::: Given records :::
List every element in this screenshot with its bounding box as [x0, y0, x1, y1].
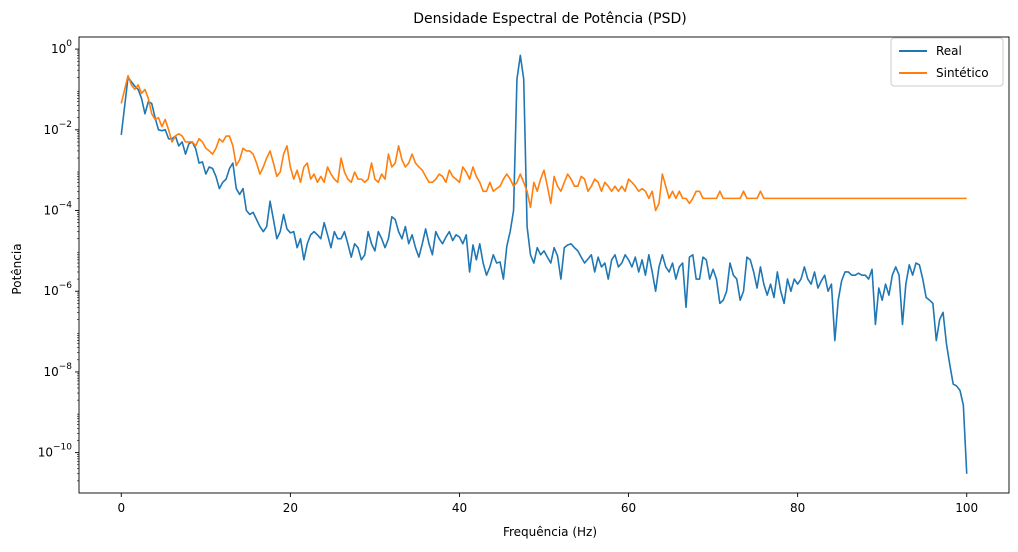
- x-tick-label: 100: [955, 501, 978, 515]
- y-tick-label: 10−2: [43, 120, 72, 137]
- y-tick-label: 10−8: [43, 362, 72, 379]
- x-tick-label: 80: [790, 501, 805, 515]
- legend-label-1: Sintético: [936, 66, 989, 80]
- y-tick-label: 10−10: [38, 443, 73, 460]
- x-tick-label: 20: [283, 501, 298, 515]
- y-axis-label: Potência: [10, 243, 24, 294]
- chart-title: Densidade Espectral de Potência (PSD): [413, 11, 686, 27]
- axes-layer: 0 20 40 60 80 100 100 10−2 10−4 10−6 10−8 10−10: [38, 36, 1010, 515]
- y-tick-label: 100: [51, 39, 72, 56]
- legend-label-0: Real: [936, 44, 962, 58]
- legend: Real Sintético: [890, 37, 1004, 87]
- x-tick-label: 40: [452, 501, 467, 515]
- series-line-1: [120, 74, 967, 212]
- y-tick-label: 10−6: [43, 281, 72, 298]
- x-tick-label: 60: [621, 501, 636, 515]
- plot-frame: [78, 36, 1010, 494]
- series-layer: [120, 54, 968, 474]
- series-line-0: [120, 54, 968, 474]
- x-axis-label: Frequência (Hz): [503, 525, 597, 539]
- x-tick-label: 0: [117, 501, 125, 515]
- y-tick-label: 10−4: [43, 201, 72, 218]
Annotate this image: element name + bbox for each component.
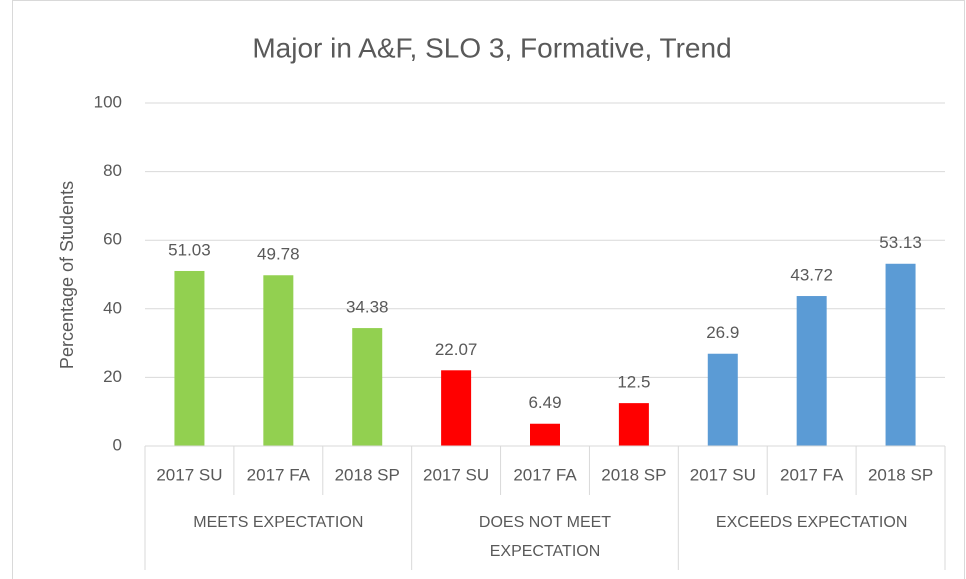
bar: [530, 423, 560, 446]
chart-title: Major in A&F, SLO 3, Formative, Trend: [252, 32, 731, 63]
data-label: 43.72: [790, 266, 833, 285]
bar: [441, 370, 472, 446]
bar: [174, 270, 205, 446]
y-tick-label: 20: [103, 367, 122, 386]
x-tick-label: 2018 SP: [868, 465, 933, 484]
y-tick-label: 80: [103, 161, 122, 180]
data-label: 22.07: [435, 340, 478, 359]
x-tick-label: 2018 SP: [335, 465, 400, 484]
group-label: DOES NOT MEET EXPECTATION: [478, 514, 612, 560]
bar: [263, 275, 294, 446]
data-label: 53.13: [879, 233, 922, 252]
group-label: MEETS EXPECTATION: [193, 514, 364, 531]
bar: [618, 403, 649, 446]
group-label: EXCEEDS EXPECTATION: [715, 514, 908, 531]
data-label: 34.38: [346, 298, 389, 317]
y-tick-label: 0: [113, 435, 122, 454]
bar: [885, 263, 916, 446]
data-label: 49.78: [257, 245, 300, 264]
bar: [796, 296, 827, 446]
y-tick-label: 60: [103, 230, 122, 249]
data-label: 12.5: [617, 373, 650, 392]
x-tick-label: 2017 SU: [423, 465, 489, 484]
x-tick-label: 2017 FA: [247, 465, 311, 484]
y-tick-label: 40: [103, 298, 122, 317]
y-axis-label: Percentage of Students: [57, 181, 77, 369]
bar: [707, 353, 738, 446]
x-tick-label: 2017 SU: [156, 465, 222, 484]
x-tick-label: 2017 FA: [780, 465, 844, 484]
x-tick-label: 2017 FA: [513, 465, 577, 484]
data-label: 51.03: [168, 240, 211, 259]
data-label: 26.9: [706, 323, 739, 342]
chart-border: [12, 0, 965, 579]
bar: [352, 328, 383, 446]
x-tick-label: 2018 SP: [601, 465, 666, 484]
y-tick-label: 100: [94, 92, 122, 111]
x-tick-label: 2017 SU: [690, 465, 756, 484]
data-label: 6.49: [528, 393, 561, 412]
:::
Exercise. Copy out both items above, swapping every "x-tick-label" for "x-axis-tick" and leaving everything else unchanged. Omit the pictures.

Final answer.
List every element in this screenshot with its bounding box as [x0, y0, x1, y1].
- x-axis-tick: 100: [955, 501, 978, 515]
- y-tick-label: 10−2: [43, 120, 72, 137]
- y-tick-label: 10−8: [43, 362, 72, 379]
- x-axis-tick: 80: [790, 501, 805, 515]
- legend-label-1: Sintético: [936, 66, 989, 80]
- y-tick-label: 10−10: [38, 443, 73, 460]
- x-axis-tick: 20: [283, 501, 298, 515]
- y-axis-label: Potência: [10, 243, 24, 294]
- chart-title: Densidade Espectral de Potência (PSD): [413, 11, 686, 27]
- axes-layer: 0 20 40 60 80 100 100 10−2 10−4 10−6 10−8 10−10: [38, 36, 1010, 515]
- y-tick-label: 100: [51, 39, 72, 56]
- legend-label-0: Real: [936, 44, 962, 58]
- legend: Real Sintético: [890, 37, 1004, 87]
- x-axis-tick: 40: [452, 501, 467, 515]
- series-line-1: [120, 74, 967, 212]
- y-tick-label: 10−6: [43, 281, 72, 298]
- x-axis-tick: 60: [621, 501, 636, 515]
- plot-frame: [78, 36, 1010, 494]
- series-layer: [120, 54, 968, 474]
- series-line-0: [120, 54, 968, 474]
- x-axis-label: Frequência (Hz): [503, 525, 597, 539]
- x-axis-tick: 0: [117, 501, 125, 515]
- y-tick-label: 10−4: [43, 201, 72, 218]
Annotate this image: element name + bbox for each component.
bar: [530, 423, 560, 446]
chart-title: Major in A&F, SLO 3, Formative, Trend: [252, 32, 731, 63]
data-label: 43.72: [790, 266, 833, 285]
bar: [441, 370, 472, 446]
bar: [174, 270, 205, 446]
y-tick-label: 20: [103, 367, 122, 386]
x-axis-tick: 2018 SP: [868, 465, 933, 484]
y-tick-label: 80: [103, 161, 122, 180]
data-label: 22.07: [435, 340, 478, 359]
x-axis-tick: 2018 SP: [335, 465, 400, 484]
group-label: DOES NOT MEET EXPECTATION: [478, 514, 612, 560]
bar: [263, 275, 294, 446]
data-label: 53.13: [879, 233, 922, 252]
group-label: MEETS EXPECTATION: [193, 514, 364, 531]
bar: [618, 403, 649, 446]
group-label: EXCEEDS EXPECTATION: [715, 514, 908, 531]
data-label: 34.38: [346, 298, 389, 317]
y-tick-label: 0: [113, 435, 122, 454]
bar: [885, 263, 916, 446]
data-label: 49.78: [257, 245, 300, 264]
bar: [796, 296, 827, 446]
y-tick-label: 60: [103, 230, 122, 249]
data-label: 12.5: [617, 373, 650, 392]
x-axis-tick: 2017 SU: [423, 465, 489, 484]
x-axis-tick: 2017 FA: [247, 465, 311, 484]
y-tick-label: 40: [103, 298, 122, 317]
y-axis-label: Percentage of Students: [57, 181, 77, 369]
bar: [707, 353, 738, 446]
x-axis-tick: 2017 SU: [156, 465, 222, 484]
x-axis-tick: 2017 FA: [780, 465, 844, 484]
x-axis-tick: 2017 FA: [513, 465, 577, 484]
data-label: 51.03: [168, 240, 211, 259]
data-label: 26.9: [706, 323, 739, 342]
chart-border: [12, 0, 965, 579]
bar: [352, 328, 383, 446]
x-axis-tick: 2018 SP: [601, 465, 666, 484]
y-tick-label: 100: [94, 92, 122, 111]
x-axis-tick: 2017 SU: [690, 465, 756, 484]
data-label: 6.49: [528, 393, 561, 412]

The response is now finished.